__EXERCISES TO COMPLETE__:
#1 In the review of "Fight for Love," how long does the movie run on the DVD the reviewer watched?
#2 Does each statement agree with the review of "Fight for Love"? Answer yes or no, and quote the words of the review that decide it. (a) The reviewer says Li BingBing's talent was put to full use. (b) Yuen Biao's character drinks from a silver hip flask. (c) The kid is at a high school level.

__TEXT SECTION__:
....................

Fight for Love (2007)
Reviewed by: ewaffle on 2011-02-14
Summary: Dreadful
“Fight for Love” runs (on the DVD we watched) one hour and 23 minutes. The outrageous padding necessary to get it to even that modest length that it calls attention to itself—the constant flashbacks, some to scenes that happened just a few minutes before in real time and a few hours before in movie time, become annoying, then ridiculous. There is very little action as such, either of the “action” category, Yuen Biao beating up bad guys, or in the more basic sense, what the actors do while they are onscreen.

Li BingBing’s understated beauty, perfectly expressive face and exceptional talent was barely used in “Fight for Love” while Yuen Biao’s unsuitability as a lead dramatic actor was emphasized. The director didn’t help him much. His character’s main flaw was his not so secret drinking—sipping from a silver hip flask when he though no one was looking. Playing a convincing drunk is neither easy nor in Yuen Biao’s repertory.

The most egregious example of lazy filmmaking that sinks this movie, though, is the centerpiece of the story, the kid. We are expected to believe that Yuen Biao’s character spends a significant amount of time with the kid over several weeks but has no clue that he is the kid’s father, so it is a shock when he brings the kid to his home and meets his mom. Oops, how embarrassing.

Even worse are the relative ages of the kid and his parents. Yuen Biao’s character has certainly lost the bloom of youth—he seems to have stumbled into (at least) early middle age. We discover in a flashback (how else in “Fight for Love”) that the coupling that produced the kid took place when the principals were much younger—early twenties at the oldest is my best guess. Based solely on what we seen on the screen—always a good idea since there isn’t any other basis to judge something in a movie—there would be at least fifteen years between the kid’s conception and his encounter with Yuen Biao. Since he is on a pre-school/first grade level, once the big reveal occurs everything after that is ridiculous including a character dying of cancer and another pining from unrequited love.

....................

__DATASET EXTRACT__:

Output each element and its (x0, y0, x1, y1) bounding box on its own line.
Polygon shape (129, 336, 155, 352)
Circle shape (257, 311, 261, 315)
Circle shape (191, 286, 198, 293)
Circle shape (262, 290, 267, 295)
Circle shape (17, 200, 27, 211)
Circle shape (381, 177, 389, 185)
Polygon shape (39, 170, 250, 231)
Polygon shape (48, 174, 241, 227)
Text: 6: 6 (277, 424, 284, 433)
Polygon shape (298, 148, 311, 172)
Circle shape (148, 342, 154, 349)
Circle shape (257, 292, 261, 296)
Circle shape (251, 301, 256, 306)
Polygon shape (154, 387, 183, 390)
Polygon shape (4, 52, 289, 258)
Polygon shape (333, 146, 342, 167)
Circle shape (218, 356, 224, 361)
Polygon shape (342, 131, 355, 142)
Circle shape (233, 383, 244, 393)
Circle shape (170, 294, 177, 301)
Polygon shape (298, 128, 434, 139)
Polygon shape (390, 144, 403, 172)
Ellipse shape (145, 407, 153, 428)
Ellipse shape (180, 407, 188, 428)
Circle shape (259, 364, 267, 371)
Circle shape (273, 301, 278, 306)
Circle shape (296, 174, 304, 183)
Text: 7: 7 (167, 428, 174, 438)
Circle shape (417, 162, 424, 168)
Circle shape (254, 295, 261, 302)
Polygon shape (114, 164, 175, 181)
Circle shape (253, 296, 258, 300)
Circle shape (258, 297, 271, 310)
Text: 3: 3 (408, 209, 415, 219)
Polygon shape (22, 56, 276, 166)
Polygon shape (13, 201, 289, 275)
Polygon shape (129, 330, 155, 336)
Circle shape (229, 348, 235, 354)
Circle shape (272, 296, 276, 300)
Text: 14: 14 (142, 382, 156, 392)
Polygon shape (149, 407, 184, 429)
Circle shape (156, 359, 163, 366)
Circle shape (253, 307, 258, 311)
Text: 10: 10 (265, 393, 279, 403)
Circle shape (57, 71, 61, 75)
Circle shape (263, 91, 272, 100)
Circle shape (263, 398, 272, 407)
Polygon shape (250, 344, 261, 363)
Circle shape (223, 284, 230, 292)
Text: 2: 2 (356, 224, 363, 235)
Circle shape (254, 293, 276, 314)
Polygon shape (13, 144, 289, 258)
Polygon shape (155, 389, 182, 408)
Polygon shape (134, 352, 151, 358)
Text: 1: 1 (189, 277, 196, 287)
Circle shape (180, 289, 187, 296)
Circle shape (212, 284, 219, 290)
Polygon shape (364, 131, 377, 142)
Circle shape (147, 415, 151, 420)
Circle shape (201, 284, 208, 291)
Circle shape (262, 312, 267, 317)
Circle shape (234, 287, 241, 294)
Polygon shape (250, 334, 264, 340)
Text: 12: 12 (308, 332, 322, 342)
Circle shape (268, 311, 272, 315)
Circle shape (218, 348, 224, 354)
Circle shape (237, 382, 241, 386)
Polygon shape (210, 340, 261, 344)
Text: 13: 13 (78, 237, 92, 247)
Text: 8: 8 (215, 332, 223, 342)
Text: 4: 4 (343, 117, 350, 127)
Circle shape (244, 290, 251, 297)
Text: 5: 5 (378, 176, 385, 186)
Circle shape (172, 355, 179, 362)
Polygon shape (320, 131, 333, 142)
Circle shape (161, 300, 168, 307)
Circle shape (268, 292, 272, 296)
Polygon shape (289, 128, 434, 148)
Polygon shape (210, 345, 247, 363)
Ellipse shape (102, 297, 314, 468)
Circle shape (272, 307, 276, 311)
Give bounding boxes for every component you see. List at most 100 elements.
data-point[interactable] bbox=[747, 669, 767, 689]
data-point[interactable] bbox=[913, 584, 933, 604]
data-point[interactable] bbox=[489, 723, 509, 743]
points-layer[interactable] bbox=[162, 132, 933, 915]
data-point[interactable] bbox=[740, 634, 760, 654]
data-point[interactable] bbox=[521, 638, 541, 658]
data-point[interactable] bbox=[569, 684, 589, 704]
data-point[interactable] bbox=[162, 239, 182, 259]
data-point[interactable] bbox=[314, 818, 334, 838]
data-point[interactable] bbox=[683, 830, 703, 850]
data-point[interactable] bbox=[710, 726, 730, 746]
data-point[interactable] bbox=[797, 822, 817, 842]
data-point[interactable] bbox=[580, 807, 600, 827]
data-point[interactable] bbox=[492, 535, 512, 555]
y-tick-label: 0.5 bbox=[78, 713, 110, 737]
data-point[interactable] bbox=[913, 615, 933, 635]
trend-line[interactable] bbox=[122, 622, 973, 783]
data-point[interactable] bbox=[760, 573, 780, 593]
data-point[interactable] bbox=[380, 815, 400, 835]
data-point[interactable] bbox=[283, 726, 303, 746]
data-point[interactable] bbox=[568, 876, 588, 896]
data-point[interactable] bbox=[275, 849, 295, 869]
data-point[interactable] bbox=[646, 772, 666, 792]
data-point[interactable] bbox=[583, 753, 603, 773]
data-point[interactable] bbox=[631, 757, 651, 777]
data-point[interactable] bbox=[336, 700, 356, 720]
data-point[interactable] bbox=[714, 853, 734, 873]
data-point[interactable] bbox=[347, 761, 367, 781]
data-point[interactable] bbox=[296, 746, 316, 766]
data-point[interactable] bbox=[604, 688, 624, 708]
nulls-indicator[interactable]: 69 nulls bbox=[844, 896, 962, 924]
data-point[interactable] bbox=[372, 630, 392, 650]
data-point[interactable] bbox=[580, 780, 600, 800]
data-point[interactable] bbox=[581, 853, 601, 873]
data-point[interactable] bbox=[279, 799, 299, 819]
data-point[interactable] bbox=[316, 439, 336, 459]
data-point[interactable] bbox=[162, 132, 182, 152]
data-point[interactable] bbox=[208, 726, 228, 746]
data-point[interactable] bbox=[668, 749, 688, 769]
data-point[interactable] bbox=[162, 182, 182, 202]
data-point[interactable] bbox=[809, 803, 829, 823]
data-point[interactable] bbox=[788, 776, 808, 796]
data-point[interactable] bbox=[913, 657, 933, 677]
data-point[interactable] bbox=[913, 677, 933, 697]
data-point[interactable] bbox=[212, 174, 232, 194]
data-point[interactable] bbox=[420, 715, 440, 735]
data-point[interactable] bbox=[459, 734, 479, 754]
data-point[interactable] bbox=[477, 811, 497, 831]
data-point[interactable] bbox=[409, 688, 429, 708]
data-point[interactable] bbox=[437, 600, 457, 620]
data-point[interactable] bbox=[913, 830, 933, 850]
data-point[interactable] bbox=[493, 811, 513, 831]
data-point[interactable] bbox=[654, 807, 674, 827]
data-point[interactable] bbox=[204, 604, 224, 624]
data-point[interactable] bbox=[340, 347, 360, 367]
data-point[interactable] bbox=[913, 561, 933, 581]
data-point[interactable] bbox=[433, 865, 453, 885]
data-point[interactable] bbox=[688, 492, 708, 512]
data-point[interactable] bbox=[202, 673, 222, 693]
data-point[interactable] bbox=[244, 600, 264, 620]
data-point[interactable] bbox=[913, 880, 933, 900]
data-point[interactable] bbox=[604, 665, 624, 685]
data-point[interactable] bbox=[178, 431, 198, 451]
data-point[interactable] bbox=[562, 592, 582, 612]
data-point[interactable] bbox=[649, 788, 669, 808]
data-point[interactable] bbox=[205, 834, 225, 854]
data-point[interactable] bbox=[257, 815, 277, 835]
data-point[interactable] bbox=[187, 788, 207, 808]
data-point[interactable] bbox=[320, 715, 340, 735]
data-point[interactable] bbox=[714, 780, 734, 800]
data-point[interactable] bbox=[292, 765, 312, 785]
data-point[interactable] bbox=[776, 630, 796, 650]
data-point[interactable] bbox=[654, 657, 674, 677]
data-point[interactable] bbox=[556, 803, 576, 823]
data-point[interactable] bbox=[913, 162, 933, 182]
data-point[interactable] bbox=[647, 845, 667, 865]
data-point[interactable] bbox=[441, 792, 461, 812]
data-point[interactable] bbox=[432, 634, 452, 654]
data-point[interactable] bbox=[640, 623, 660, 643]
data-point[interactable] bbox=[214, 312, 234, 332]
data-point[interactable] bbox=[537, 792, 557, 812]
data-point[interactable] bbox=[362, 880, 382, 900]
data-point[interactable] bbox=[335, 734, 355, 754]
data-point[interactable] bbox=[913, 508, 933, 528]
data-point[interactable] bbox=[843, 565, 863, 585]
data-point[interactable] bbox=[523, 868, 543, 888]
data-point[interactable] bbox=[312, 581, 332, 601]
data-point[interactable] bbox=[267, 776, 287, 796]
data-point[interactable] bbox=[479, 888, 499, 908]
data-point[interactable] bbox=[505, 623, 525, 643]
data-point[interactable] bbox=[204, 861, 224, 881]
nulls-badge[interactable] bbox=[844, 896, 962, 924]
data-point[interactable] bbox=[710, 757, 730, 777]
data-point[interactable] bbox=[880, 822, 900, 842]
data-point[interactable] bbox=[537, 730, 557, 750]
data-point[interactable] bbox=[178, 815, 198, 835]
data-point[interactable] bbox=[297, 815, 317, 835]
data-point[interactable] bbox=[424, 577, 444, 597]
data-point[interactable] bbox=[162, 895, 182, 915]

....................

__PER-TASK OUTPUTS__:
#1 One hour and 23 minutes.

#2
(a) No: "Li BingBing’s understated beauty, perfectly expressive face and exceptional talent was barely used"
(b) Yes: "sipping from a silver hip flask"
(c) No: "he is on a pre-school/first grade level"